■ Your task: Write out every line of the rows below verbatim, leaving out the pictures.

Entries from a dataset:
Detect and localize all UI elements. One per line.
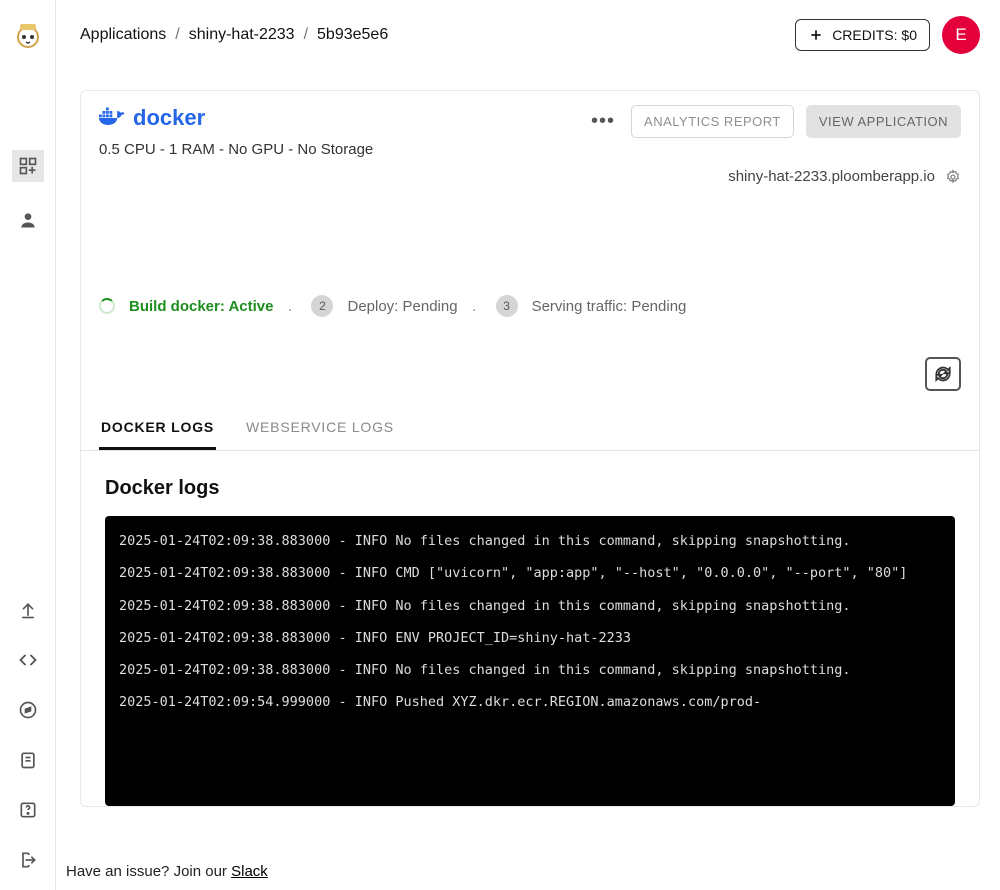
- step-deploy: Deploy: Pending: [347, 298, 457, 315]
- tab-webservice-logs[interactable]: WEBSERVICE LOGS: [244, 409, 396, 450]
- step-separator: ·: [472, 301, 482, 311]
- topbar: Applications / shiny-hat-2233 / 5b93e5e6…: [56, 0, 1000, 54]
- nav-upload-icon[interactable]: [16, 598, 40, 622]
- log-line: 2025-01-24T02:09:38.883000 - INFO No fil…: [119, 530, 941, 552]
- footer: Have an issue? Join our Slack: [66, 863, 268, 880]
- docker-whale-icon: [99, 107, 127, 129]
- gear-icon[interactable]: [945, 169, 961, 185]
- main-area: Applications / shiny-hat-2233 / 5b93e5e6…: [56, 0, 1000, 890]
- breadcrumb: Applications / shiny-hat-2233 / 5b93e5e6: [80, 26, 388, 44]
- nav-code-icon[interactable]: [16, 648, 40, 672]
- nav-dashboard-icon[interactable]: [12, 150, 44, 182]
- deployment-card: docker 0.5 CPU - 1 RAM - No GPU - No Sto…: [80, 90, 980, 807]
- pipeline-steps: Build docker: Active · 2 Deploy: Pending…: [81, 295, 979, 317]
- tab-docker-logs[interactable]: DOCKER LOGS: [99, 409, 216, 450]
- spinner-icon: [99, 298, 115, 314]
- logs-output[interactable]: 2025-01-24T02:09:38.883000 - INFO No fil…: [105, 516, 955, 806]
- log-line: 2025-01-24T02:09:54.999000 - INFO Pushed…: [119, 691, 941, 713]
- app-url[interactable]: shiny-hat-2233.ploomberapp.io: [728, 168, 935, 185]
- nav-logout-icon[interactable]: [16, 848, 40, 872]
- more-menu-icon[interactable]: •••: [591, 110, 619, 133]
- credits-label: CREDITS: $0: [832, 27, 917, 43]
- plus-icon: [808, 27, 824, 43]
- log-line: 2025-01-24T02:09:38.883000 - INFO No fil…: [119, 595, 941, 617]
- refresh-icon: [933, 364, 953, 384]
- spec-line: 0.5 CPU - 1 RAM - No GPU - No Storage: [99, 141, 373, 158]
- logs-title: Docker logs: [105, 477, 955, 500]
- step-build: Build docker: Active: [129, 298, 273, 315]
- slack-link[interactable]: Slack: [231, 863, 268, 880]
- refresh-button[interactable]: [925, 357, 961, 391]
- log-line: 2025-01-24T02:09:38.883000 - INFO No fil…: [119, 659, 941, 681]
- avatar-initial: E: [955, 25, 966, 45]
- nav-help-icon[interactable]: [16, 798, 40, 822]
- brand-logo[interactable]: [12, 18, 44, 50]
- nav-explore-icon[interactable]: [16, 698, 40, 722]
- footer-text: Have an issue? Join our: [66, 863, 231, 880]
- breadcrumb-project[interactable]: shiny-hat-2233: [189, 26, 295, 44]
- log-line: 2025-01-24T02:09:38.883000 - INFO ENV PR…: [119, 627, 941, 649]
- docker-logo: docker: [99, 105, 373, 131]
- view-application-button[interactable]: VIEW APPLICATION: [806, 105, 961, 138]
- framework-label: docker: [133, 105, 205, 131]
- log-tabs: DOCKER LOGS WEBSERVICE LOGS: [81, 409, 979, 451]
- log-line: 2025-01-24T02:09:38.883000 - INFO CMD ["…: [119, 562, 941, 584]
- avatar[interactable]: E: [942, 16, 980, 54]
- breadcrumb-root[interactable]: Applications: [80, 26, 166, 44]
- nav-docs-icon[interactable]: [16, 748, 40, 772]
- step-deploy-badge: 2: [311, 295, 333, 317]
- step-traffic-badge: 3: [496, 295, 518, 317]
- breadcrumb-sep: /: [304, 26, 308, 44]
- analytics-report-button[interactable]: ANALYTICS REPORT: [631, 105, 794, 138]
- credits-button[interactable]: CREDITS: $0: [795, 19, 930, 51]
- breadcrumb-sep: /: [175, 26, 179, 44]
- breadcrumb-commit[interactable]: 5b93e5e6: [317, 26, 388, 44]
- nav-profile-icon[interactable]: [16, 208, 40, 232]
- sidebar: [0, 0, 56, 890]
- step-separator: ·: [287, 301, 297, 311]
- step-traffic: Serving traffic: Pending: [532, 298, 687, 315]
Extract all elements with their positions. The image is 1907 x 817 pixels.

■ Written response:
Detect and localize all UI elements. One per line.
- step-deploy: Deploy: Pending: [347, 298, 457, 315]
- tab-webservice-logs[interactable]: WEBSERVICE LOGS: [244, 409, 396, 450]
- step-separator: ·: [472, 301, 482, 311]
- topbar: Applications / shiny-hat-2233 / 5b93e5e6…: [56, 0, 1000, 54]
- nav-upload-icon[interactable]: [16, 598, 40, 622]
- log-line: 2025-01-24T02:09:38.883000 - INFO No fil…: [119, 530, 941, 552]
- footer: Have an issue? Join our Slack: [66, 863, 268, 880]
- docker-whale-icon: [99, 107, 127, 129]
- gear-icon[interactable]: [945, 169, 961, 185]
- main-area: Applications / shiny-hat-2233 / 5b93e5e6…: [56, 0, 1000, 890]
- breadcrumb: Applications / shiny-hat-2233 / 5b93e5e6: [80, 26, 388, 44]
- nav-code-icon[interactable]: [16, 648, 40, 672]
- nav-dashboard-icon[interactable]: [12, 150, 44, 182]
- deployment-card: docker 0.5 CPU - 1 RAM - No GPU - No Sto…: [80, 90, 980, 807]
- pipeline-steps: Build docker: Active · 2 Deploy: Pending…: [81, 295, 979, 317]
- tab-docker-logs[interactable]: DOCKER LOGS: [99, 409, 216, 450]
- spinner-icon: [99, 298, 115, 314]
- logs-output[interactable]: 2025-01-24T02:09:38.883000 - INFO No fil…: [105, 516, 955, 806]
- log-line: 2025-01-24T02:09:54.999000 - INFO Pushed…: [119, 691, 941, 713]
- app-url[interactable]: shiny-hat-2233.ploomberapp.io: [728, 168, 935, 185]
- nav-logout-icon[interactable]: [16, 848, 40, 872]
- more-menu-icon[interactable]: •••: [591, 110, 619, 133]
- credits-label: CREDITS: $0: [832, 27, 917, 43]
- plus-icon: [808, 27, 824, 43]
- log-line: 2025-01-24T02:09:38.883000 - INFO No fil…: [119, 595, 941, 617]
- refresh-icon: [933, 364, 953, 384]
- spec-line: 0.5 CPU - 1 RAM - No GPU - No Storage: [99, 141, 373, 158]
- logs-title: Docker logs: [105, 477, 955, 500]
- step-build: Build docker: Active: [129, 298, 273, 315]
- slack-link[interactable]: Slack: [231, 863, 268, 880]
- refresh-button[interactable]: [925, 357, 961, 391]
- log-line: 2025-01-24T02:09:38.883000 - INFO No fil…: [119, 659, 941, 681]
- avatar-initial: E: [955, 25, 966, 45]
- nav-help-icon[interactable]: [16, 798, 40, 822]
- brand-logo[interactable]: [12, 18, 44, 50]
- nav-explore-icon[interactable]: [16, 698, 40, 722]
- footer-text: Have an issue? Join our: [66, 863, 231, 880]
- breadcrumb-project[interactable]: shiny-hat-2233: [189, 26, 295, 44]
- log-line: 2025-01-24T02:09:38.883000 - INFO ENV PR…: [119, 627, 941, 649]
- docker-logo: docker: [99, 105, 373, 131]
- view-application-button[interactable]: VIEW APPLICATION: [806, 105, 961, 138]
- framework-label: docker: [133, 105, 205, 131]
- log-tabs: DOCKER LOGS WEBSERVICE LOGS: [81, 409, 979, 451]
- log-line: 2025-01-24T02:09:38.883000 - INFO CMD ["…: [119, 562, 941, 584]
- avatar[interactable]: E: [942, 16, 980, 54]
- breadcrumb-root[interactable]: Applications: [80, 26, 166, 44]
- nav-docs-icon[interactable]: [16, 748, 40, 772]
- step-deploy-badge: 2: [311, 295, 333, 317]
- step-traffic-badge: 3: [496, 295, 518, 317]
- breadcrumb-sep: /: [304, 26, 308, 44]
- analytics-report-button[interactable]: ANALYTICS REPORT: [631, 105, 794, 138]
- credits-button[interactable]: CREDITS: $0: [795, 19, 930, 51]
- breadcrumb-sep: /: [175, 26, 179, 44]
- breadcrumb-commit[interactable]: 5b93e5e6: [317, 26, 388, 44]
- nav-profile-icon[interactable]: [16, 208, 40, 232]
- sidebar: [0, 0, 56, 890]
- step-separator: ·: [287, 301, 297, 311]
- step-traffic: Serving traffic: Pending: [532, 298, 687, 315]
Extract all elements with their positions. The image is 1907 x 817 pixels.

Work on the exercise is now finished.